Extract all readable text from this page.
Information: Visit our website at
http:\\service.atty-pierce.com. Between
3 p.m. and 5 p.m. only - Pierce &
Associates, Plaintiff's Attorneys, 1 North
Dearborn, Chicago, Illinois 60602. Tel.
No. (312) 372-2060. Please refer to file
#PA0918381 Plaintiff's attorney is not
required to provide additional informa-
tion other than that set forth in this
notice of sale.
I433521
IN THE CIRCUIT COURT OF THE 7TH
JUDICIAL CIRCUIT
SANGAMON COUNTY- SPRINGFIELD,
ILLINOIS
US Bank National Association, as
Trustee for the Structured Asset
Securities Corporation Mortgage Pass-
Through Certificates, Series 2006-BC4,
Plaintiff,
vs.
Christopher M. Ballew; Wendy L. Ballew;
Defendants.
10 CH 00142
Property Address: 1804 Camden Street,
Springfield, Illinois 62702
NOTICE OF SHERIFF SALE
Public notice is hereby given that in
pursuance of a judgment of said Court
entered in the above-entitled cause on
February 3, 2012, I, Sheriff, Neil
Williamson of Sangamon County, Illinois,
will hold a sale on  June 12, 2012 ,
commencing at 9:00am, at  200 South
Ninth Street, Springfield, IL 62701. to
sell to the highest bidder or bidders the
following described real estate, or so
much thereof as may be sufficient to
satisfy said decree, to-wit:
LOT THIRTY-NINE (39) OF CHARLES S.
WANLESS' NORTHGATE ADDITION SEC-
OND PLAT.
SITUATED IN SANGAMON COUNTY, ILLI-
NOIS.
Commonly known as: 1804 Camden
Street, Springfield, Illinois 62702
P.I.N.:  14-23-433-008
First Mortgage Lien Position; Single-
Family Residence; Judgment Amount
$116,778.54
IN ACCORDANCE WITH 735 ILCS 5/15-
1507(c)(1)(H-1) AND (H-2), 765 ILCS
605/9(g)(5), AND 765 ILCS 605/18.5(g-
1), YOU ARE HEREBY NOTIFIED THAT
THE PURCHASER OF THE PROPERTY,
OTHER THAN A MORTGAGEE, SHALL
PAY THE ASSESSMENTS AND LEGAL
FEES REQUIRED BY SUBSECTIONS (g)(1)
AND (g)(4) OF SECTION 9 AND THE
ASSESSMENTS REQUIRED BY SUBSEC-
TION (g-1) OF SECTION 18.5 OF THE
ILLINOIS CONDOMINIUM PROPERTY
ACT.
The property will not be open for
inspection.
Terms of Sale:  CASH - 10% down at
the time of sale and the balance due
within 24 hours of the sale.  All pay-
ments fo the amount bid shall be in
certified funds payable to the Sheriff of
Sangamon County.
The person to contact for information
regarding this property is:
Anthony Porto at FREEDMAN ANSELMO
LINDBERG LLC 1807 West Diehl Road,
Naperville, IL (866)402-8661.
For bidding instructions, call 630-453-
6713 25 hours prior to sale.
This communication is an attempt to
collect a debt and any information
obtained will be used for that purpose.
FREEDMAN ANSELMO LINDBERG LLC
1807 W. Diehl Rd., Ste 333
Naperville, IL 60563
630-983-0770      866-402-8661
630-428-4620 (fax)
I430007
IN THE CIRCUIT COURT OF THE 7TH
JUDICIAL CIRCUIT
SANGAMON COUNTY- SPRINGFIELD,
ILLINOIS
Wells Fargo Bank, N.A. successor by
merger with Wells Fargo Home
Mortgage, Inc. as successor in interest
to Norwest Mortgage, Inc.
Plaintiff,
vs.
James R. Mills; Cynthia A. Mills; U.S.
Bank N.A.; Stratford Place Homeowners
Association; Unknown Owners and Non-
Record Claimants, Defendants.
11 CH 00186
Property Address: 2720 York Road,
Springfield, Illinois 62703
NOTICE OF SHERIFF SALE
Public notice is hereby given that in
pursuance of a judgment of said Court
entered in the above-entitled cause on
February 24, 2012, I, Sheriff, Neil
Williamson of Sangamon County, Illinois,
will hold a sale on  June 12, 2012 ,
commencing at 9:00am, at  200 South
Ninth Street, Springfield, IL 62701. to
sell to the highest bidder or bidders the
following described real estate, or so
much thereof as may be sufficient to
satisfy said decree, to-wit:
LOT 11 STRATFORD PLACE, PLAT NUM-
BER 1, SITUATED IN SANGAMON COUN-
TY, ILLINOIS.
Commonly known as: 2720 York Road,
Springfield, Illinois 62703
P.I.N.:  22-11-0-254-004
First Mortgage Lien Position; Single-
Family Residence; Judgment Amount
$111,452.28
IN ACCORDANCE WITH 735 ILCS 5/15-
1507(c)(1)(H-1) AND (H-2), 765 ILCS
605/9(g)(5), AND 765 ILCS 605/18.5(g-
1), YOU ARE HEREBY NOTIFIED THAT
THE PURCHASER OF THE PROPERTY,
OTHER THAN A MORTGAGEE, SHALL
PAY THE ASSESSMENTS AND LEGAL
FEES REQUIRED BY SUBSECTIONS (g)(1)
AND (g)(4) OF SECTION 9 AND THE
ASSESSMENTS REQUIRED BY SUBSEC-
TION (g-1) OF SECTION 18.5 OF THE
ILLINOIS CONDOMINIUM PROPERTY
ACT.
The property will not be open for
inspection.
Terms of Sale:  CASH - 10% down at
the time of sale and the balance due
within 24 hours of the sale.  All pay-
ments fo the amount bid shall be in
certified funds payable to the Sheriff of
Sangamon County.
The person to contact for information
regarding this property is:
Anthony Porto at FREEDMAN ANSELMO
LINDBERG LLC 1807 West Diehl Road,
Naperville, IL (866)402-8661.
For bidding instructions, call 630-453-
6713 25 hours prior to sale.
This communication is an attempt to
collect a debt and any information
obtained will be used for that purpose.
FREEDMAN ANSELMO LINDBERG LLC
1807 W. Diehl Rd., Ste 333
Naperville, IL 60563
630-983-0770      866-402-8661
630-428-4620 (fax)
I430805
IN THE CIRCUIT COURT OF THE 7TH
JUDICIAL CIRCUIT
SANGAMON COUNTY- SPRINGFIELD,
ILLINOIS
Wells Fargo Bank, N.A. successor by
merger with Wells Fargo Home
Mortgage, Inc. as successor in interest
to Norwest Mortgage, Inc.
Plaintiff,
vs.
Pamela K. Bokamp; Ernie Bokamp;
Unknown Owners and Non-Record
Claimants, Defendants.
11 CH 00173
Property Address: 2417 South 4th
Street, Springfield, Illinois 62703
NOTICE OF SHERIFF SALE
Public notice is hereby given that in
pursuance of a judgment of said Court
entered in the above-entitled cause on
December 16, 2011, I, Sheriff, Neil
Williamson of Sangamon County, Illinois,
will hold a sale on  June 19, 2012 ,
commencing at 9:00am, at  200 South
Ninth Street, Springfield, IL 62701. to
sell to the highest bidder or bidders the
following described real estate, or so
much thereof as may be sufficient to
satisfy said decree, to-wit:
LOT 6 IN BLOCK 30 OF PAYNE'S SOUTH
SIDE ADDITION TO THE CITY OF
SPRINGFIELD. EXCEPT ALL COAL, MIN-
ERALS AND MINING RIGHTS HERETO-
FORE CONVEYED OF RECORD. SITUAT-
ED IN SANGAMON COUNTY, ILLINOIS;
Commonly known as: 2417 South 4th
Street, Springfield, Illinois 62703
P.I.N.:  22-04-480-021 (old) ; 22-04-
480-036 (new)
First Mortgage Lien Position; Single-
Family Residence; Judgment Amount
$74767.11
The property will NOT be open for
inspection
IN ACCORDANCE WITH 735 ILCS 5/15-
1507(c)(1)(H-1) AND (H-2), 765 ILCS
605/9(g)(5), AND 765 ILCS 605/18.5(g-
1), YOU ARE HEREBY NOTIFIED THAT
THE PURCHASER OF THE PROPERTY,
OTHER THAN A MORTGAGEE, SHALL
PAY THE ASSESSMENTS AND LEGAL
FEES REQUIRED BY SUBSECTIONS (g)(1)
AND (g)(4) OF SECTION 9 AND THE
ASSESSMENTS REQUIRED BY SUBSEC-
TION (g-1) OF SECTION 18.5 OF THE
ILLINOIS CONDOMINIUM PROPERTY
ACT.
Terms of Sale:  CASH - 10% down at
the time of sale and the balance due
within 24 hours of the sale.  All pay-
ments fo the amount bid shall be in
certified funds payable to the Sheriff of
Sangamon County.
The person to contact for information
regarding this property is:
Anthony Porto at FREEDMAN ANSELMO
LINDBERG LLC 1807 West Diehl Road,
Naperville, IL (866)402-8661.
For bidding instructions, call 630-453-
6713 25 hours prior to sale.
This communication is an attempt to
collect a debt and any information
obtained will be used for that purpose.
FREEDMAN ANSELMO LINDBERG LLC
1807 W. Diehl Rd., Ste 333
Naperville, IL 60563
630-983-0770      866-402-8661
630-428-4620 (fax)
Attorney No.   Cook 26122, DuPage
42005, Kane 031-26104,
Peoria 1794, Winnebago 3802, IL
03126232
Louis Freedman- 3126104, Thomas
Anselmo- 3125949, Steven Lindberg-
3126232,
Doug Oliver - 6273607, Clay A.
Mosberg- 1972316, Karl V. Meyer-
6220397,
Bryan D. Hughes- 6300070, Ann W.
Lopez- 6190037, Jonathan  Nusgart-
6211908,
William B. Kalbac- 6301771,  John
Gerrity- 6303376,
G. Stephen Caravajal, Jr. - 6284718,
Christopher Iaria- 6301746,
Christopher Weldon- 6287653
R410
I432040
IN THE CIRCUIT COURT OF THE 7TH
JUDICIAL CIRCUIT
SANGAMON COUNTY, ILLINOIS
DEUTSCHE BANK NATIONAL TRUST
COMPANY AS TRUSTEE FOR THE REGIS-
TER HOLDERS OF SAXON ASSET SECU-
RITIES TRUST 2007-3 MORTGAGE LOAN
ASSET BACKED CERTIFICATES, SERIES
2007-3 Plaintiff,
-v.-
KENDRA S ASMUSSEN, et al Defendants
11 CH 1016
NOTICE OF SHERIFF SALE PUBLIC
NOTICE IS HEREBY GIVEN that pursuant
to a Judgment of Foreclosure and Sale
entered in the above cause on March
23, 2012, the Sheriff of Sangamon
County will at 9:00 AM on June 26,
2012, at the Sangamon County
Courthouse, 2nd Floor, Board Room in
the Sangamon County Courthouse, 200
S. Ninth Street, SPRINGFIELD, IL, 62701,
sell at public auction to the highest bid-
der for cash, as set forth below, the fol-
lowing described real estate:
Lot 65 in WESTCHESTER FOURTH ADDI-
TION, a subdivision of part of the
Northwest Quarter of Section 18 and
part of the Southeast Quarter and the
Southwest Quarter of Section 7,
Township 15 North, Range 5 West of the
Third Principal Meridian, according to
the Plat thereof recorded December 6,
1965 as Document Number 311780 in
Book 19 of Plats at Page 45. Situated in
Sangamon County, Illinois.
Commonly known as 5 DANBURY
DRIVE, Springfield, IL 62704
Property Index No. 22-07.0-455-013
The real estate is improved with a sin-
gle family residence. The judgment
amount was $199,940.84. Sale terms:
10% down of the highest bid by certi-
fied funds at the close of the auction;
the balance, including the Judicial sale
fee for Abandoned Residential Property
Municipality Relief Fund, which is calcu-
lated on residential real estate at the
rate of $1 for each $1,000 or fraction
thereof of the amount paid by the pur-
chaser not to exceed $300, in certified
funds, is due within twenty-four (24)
####
- _Written exercise_: Working from the listing above, pick out every line that has "Christopher" and copy it.

- _The answer_:
Christopher M. Ballew; Wendy L. Ballew;
Christopher Iaria- 6301746,
Christopher Weldon- 6287653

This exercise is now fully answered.